───── Provided entries

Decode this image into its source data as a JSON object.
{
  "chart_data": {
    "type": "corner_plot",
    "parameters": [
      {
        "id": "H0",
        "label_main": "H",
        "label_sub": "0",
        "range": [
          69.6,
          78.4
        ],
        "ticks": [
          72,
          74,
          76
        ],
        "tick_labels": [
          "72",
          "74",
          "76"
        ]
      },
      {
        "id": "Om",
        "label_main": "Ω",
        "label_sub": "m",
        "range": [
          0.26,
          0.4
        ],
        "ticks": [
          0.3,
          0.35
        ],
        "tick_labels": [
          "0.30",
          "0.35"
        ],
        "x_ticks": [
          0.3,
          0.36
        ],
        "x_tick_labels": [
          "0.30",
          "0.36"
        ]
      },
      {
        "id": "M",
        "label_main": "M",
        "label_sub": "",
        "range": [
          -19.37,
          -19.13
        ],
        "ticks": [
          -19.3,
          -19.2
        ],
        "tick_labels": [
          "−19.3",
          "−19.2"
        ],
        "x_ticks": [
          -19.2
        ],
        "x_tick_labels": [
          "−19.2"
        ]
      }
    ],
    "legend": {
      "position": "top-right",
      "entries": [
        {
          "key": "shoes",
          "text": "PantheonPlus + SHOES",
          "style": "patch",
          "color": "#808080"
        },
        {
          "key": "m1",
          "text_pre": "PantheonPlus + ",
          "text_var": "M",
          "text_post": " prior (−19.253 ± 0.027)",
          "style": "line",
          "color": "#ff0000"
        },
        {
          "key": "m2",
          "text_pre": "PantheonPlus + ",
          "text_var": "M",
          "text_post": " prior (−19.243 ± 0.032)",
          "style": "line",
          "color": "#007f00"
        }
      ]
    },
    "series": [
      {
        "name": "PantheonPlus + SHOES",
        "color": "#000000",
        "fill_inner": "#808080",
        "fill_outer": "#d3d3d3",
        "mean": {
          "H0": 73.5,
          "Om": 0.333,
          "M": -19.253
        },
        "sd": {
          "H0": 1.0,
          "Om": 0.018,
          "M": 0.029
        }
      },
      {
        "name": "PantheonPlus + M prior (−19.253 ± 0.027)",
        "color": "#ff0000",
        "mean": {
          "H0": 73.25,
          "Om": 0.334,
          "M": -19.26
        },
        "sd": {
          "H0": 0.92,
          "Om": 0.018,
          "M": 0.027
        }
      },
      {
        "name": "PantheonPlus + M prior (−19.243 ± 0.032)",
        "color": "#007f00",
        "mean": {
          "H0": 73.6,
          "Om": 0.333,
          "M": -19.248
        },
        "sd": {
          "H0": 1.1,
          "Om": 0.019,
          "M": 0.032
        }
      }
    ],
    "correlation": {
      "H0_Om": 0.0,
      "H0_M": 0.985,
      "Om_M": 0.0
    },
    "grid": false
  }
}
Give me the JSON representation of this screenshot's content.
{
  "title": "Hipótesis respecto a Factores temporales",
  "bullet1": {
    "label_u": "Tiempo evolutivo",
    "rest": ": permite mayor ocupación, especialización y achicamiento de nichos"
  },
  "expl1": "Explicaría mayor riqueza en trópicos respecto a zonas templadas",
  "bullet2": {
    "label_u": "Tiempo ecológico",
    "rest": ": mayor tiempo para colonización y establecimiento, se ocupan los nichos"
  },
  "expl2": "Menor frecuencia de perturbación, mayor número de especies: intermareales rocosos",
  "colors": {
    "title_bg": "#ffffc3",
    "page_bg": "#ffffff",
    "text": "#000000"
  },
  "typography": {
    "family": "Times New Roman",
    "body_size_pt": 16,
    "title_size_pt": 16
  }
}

──────────

Wherever "respecto" shows up in a line, copy that line.

  "title": "Hipótesis respecto a Factores temporales",
  "expl1": "Explicaría mayor riqueza en trópicos respecto a zonas templadas",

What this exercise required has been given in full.